> Task to complete: Output all lines exactly, with nothing added or dropped.

╔══

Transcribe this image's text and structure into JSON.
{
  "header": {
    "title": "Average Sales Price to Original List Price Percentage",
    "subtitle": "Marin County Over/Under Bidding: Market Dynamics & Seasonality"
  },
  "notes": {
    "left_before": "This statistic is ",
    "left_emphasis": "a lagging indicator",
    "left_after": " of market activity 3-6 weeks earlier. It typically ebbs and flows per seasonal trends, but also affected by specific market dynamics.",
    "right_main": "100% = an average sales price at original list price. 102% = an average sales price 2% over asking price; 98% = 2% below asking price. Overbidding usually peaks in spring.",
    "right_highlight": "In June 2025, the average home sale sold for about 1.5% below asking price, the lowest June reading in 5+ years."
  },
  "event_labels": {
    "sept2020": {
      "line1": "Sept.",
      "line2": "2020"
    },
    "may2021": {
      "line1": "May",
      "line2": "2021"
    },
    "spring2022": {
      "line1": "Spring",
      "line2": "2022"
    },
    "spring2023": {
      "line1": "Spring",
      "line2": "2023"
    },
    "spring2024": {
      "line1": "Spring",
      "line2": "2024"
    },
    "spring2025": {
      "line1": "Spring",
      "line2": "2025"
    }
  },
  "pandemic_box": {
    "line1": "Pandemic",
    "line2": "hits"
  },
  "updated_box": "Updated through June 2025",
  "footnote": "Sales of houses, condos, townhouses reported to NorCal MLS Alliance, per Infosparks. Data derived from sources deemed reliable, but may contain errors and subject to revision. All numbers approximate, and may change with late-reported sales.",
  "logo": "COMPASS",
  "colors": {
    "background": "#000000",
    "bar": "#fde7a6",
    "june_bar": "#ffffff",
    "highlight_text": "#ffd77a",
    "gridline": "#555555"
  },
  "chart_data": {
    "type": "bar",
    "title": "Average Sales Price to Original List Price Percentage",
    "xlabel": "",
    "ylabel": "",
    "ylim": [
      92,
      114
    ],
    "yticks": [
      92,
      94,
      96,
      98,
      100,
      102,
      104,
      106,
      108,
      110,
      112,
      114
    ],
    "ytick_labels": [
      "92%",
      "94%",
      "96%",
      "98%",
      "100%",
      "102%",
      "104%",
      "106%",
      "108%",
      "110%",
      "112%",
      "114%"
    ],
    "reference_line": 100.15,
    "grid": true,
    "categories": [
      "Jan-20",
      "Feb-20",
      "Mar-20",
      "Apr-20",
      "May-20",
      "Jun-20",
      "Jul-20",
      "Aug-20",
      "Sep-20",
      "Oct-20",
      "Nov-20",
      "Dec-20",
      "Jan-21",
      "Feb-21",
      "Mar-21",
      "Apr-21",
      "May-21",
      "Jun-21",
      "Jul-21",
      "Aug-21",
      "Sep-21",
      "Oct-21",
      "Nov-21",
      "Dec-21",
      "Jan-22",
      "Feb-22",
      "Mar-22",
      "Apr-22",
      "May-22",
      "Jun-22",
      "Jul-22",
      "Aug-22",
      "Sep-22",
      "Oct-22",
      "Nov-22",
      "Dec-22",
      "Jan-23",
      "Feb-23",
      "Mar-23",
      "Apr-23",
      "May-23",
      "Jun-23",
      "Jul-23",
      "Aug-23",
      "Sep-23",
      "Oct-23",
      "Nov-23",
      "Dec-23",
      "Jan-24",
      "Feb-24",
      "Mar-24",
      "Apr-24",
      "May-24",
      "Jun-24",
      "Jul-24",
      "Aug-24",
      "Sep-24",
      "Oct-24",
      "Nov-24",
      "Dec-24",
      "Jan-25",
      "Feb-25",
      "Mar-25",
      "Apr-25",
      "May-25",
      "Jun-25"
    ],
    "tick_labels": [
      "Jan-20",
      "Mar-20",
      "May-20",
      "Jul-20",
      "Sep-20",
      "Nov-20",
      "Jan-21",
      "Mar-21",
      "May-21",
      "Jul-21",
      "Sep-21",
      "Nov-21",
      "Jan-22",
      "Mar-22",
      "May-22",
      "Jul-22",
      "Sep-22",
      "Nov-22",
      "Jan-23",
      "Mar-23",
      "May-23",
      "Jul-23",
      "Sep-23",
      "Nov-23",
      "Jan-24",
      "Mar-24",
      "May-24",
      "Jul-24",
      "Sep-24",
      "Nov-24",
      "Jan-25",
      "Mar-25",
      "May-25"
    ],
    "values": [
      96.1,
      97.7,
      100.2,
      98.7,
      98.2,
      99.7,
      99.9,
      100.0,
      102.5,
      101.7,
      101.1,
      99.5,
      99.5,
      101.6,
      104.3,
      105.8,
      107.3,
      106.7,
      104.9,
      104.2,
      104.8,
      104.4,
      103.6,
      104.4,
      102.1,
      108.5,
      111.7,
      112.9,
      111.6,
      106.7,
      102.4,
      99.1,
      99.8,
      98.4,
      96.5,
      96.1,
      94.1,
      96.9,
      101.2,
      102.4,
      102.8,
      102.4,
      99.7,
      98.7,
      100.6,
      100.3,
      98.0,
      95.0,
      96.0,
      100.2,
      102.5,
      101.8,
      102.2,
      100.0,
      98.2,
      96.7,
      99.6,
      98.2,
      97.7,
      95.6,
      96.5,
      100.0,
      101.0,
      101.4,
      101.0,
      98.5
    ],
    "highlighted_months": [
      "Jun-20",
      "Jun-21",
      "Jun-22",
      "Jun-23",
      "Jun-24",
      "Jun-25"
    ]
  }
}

╚══

> Solution to this exercise:
Transcribe this image's text and structure into JSON.
{
  "header": {
    "title": "Average Sales Price to Original List Price Percentage",
    "subtitle": "Marin County Over/Under Bidding: Market Dynamics & Seasonality"
  },
  "notes": {
    "left_before": "This statistic is ",
    "left_emphasis": "a lagging indicator",
    "left_after": " of market activity 3-6 weeks earlier. It typically ebbs and flows per seasonal trends, but also affected by specific market dynamics.",
    "right_main": "100% = an average sales price at original list price. 102% = an average sales price 2% over asking price; 98% = 2% below asking price. Overbidding usually peaks in spring.",
    "right_highlight": "In June 2025, the average home sale sold for about 1.5% below asking price, the lowest June reading in 5+ years."
  },
  "event_labels": {
    "sept2020": {
      "line1": "Sept.",
      "line2": "2020"
    },
    "may2021": {
      "line1": "May",
      "line2": "2021"
    },
    "spring2022": {
      "line1": "Spring",
      "line2": "2022"
    },
    "spring2023": {
      "line1": "Spring",
      "line2": "2023"
    },
    "spring2024": {
      "line1": "Spring",
      "line2": "2024"
    },
    "spring2025": {
      "line1": "Spring",
      "line2": "2025"
    }
  },
  "pandemic_box": {
    "line1": "Pandemic",
    "line2": "hits"
  },
  "updated_box": "Updated through June 2025",
  "footnote": "Sales of houses, condos, townhouses reported to NorCal MLS Alliance, per Infosparks. Data derived from sources deemed reliable, but may contain errors and subject to revision. All numbers approximate, and may change with late-reported sales.",
  "logo": "COMPASS",
  "colors": {
    "background": "#000000",
    "bar": "#fde7a6",
    "june_bar": "#ffffff",
    "highlight_text": "#ffd77a",
    "gridline": "#555555"
  },
  "chart_data": {
    "type": "bar",
    "title": "Average Sales Price to Original List Price Percentage",
    "xlabel": "",
    "ylabel": "",
    "ylim": [
      92,
      114
    ],
    "yticks": [
      92,
      94,
      96,
      98,
      100,
      102,
      104,
      106,
      108,
      110,
      112,
      114
    ],
    "ytick_labels": [
      "92%",
      "94%",
      "96%",
      "98%",
      "100%",
      "102%",
      "104%",
      "106%",
      "108%",
      "110%",
      "112%",
      "114%"
    ],
    "reference_line": 100.15,
    "grid": true,
    "categories": [
      "Jan-20",
      "Feb-20",
      "Mar-20",
      "Apr-20",
      "May-20",
      "Jun-20",
      "Jul-20",
      "Aug-20",
      "Sep-20",
      "Oct-20",
      "Nov-20",
      "Dec-20",
      "Jan-21",
      "Feb-21",
      "Mar-21",
      "Apr-21",
      "May-21",
      "Jun-21",
      "Jul-21",
      "Aug-21",
      "Sep-21",
      "Oct-21",
      "Nov-21",
      "Dec-21",
      "Jan-22",
      "Feb-22",
      "Mar-22",
      "Apr-22",
      "May-22",
      "Jun-22",
      "Jul-22",
      "Aug-22",
      "Sep-22",
      "Oct-22",
      "Nov-22",
      "Dec-22",
      "Jan-23",
      "Feb-23",
      "Mar-23",
      "Apr-23",
      "May-23",
      "Jun-23",
      "Jul-23",
      "Aug-23",
      "Sep-23",
      "Oct-23",
      "Nov-23",
      "Dec-23",
      "Jan-24",
      "Feb-24",
      "Mar-24",
      "Apr-24",
      "May-24",
      "Jun-24",
      "Jul-24",
      "Aug-24",
      "Sep-24",
      "Oct-24",
      "Nov-24",
      "Dec-24",
      "Jan-25",
      "Feb-25",
      "Mar-25",
      "Apr-25",
      "May-25",
      "Jun-25"
    ],
    "tick_labels": [
      "Jan-20",
      "Mar-20",
      "May-20",
      "Jul-20",
      "Sep-20",
      "Nov-20",
      "Jan-21",
      "Mar-21",
      "May-21",
      "Jul-21",
      "Sep-21",
      "Nov-21",
      "Jan-22",
      "Mar-22",
      "May-22",
      "Jul-22",
      "Sep-22",
      "Nov-22",
      "Jan-23",
      "Mar-23",
      "May-23",
      "Jul-23",
      "Sep-23",
      "Nov-23",
      "Jan-24",
      "Mar-24",
      "May-24",
      "Jul-24",
      "Sep-24",
      "Nov-24",
      "Jan-25",
      "Mar-25",
      "May-25"
    ],
    "values": [
      96.1,
      97.7,
      100.2,
      98.7,
      98.2,
      99.7,
      99.9,
      100.0,
      102.5,
      101.7,
      101.1,
      99.5,
      99.5,
      101.6,
      104.3,
      105.8,
      107.3,
      106.7,
      104.9,
      104.2,
      104.8,
      104.4,
      103.6,
      104.4,
      102.1,
      108.5,
      111.7,
      112.9,
      111.6,
      106.7,
      102.4,
      99.1,
      99.8,
      98.4,
      96.5,
      96.1,
      94.1,
      96.9,
      101.2,
      102.4,
      102.8,
      102.4,
      99.7,
      98.7,
      100.6,
      100.3,
      98.0,
      95.0,
      96.0,
      100.2,
      102.5,
      101.8,
      102.2,
      100.0,
      98.2,
      96.7,
      99.6,
      98.2,
      97.7,
      95.6,
      96.5,
      100.0,
      101.0,
      101.4,
      101.0,
      98.5
    ],
    "highlighted_months": [
      "Jun-20",
      "Jun-21",
      "Jun-22",
      "Jun-23",
      "Jun-24",
      "Jun-25"
    ]
  }
}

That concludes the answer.